======== Provided entries ========

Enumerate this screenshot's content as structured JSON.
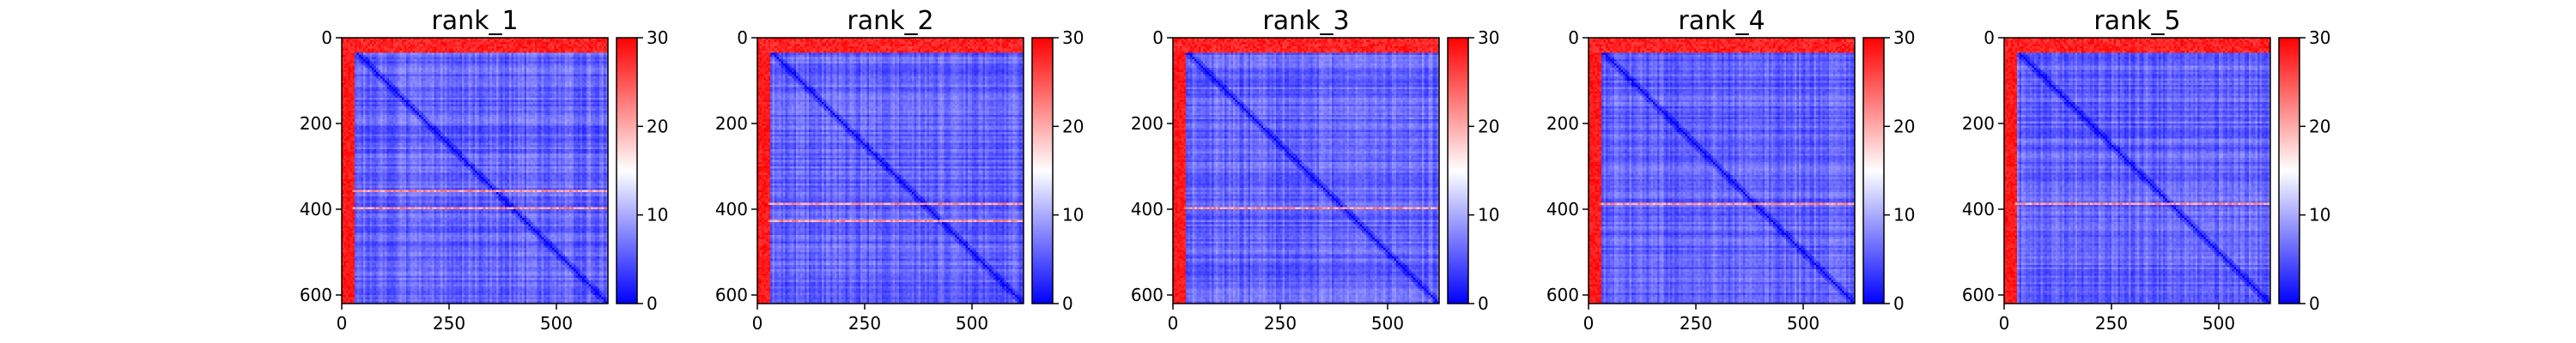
{
  "chart_data": {
    "type": "heatmap",
    "colormap": "bwr",
    "colors": {
      "low": "#0000ff",
      "mid": "#ffffff",
      "high": "#ff0000"
    },
    "value_range": [
      0,
      30
    ],
    "axes": {
      "x_ticks": [
        0,
        250,
        500
      ],
      "y_ticks": [
        0,
        200,
        400,
        600
      ],
      "x_range": [
        0,
        620
      ],
      "y_range": [
        620,
        0
      ]
    },
    "colorbar": {
      "ticks": [
        0,
        10,
        20,
        30
      ]
    },
    "panels": [
      {
        "title": "rank_1",
        "red_rows": [
          355,
          395
        ],
        "red_cols": [
          0,
          15
        ]
      },
      {
        "title": "rank_2",
        "red_rows": [
          385,
          425
        ],
        "red_cols": [
          0,
          15
        ]
      },
      {
        "title": "rank_3",
        "red_rows": [
          395
        ],
        "red_cols": [
          0,
          15
        ]
      },
      {
        "title": "rank_4",
        "red_rows": [
          385
        ],
        "red_cols": [
          0,
          15
        ]
      },
      {
        "title": "rank_5",
        "red_rows": [
          385
        ],
        "red_cols": [
          0,
          15
        ]
      }
    ]
  }
}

========

### Task goal
Quote the data above in full and without alteration; skip the pictures.

### Exercise result
Enumerate this screenshot's content as structured JSON.
{
  "chart_data": {
    "type": "heatmap",
    "colormap": "bwr",
    "colors": {
      "low": "#0000ff",
      "mid": "#ffffff",
      "high": "#ff0000"
    },
    "value_range": [
      0,
      30
    ],
    "axes": {
      "x_ticks": [
        0,
        250,
        500
      ],
      "y_ticks": [
        0,
        200,
        400,
        600
      ],
      "x_range": [
        0,
        620
      ],
      "y_range": [
        620,
        0
      ]
    },
    "colorbar": {
      "ticks": [
        0,
        10,
        20,
        30
      ]
    },
    "panels": [
      {
        "title": "rank_1",
        "red_rows": [
          355,
          395
        ],
        "red_cols": [
          0,
          15
        ]
      },
      {
        "title": "rank_2",
        "red_rows": [
          385,
          425
        ],
        "red_cols": [
          0,
          15
        ]
      },
      {
        "title": "rank_3",
        "red_rows": [
          395
        ],
        "red_cols": [
          0,
          15
        ]
      },
      {
        "title": "rank_4",
        "red_rows": [
          385
        ],
        "red_cols": [
          0,
          15
        ]
      },
      {
        "title": "rank_5",
        "red_rows": [
          385
        ],
        "red_cols": [
          0,
          15
        ]
      }
    ]
  }
}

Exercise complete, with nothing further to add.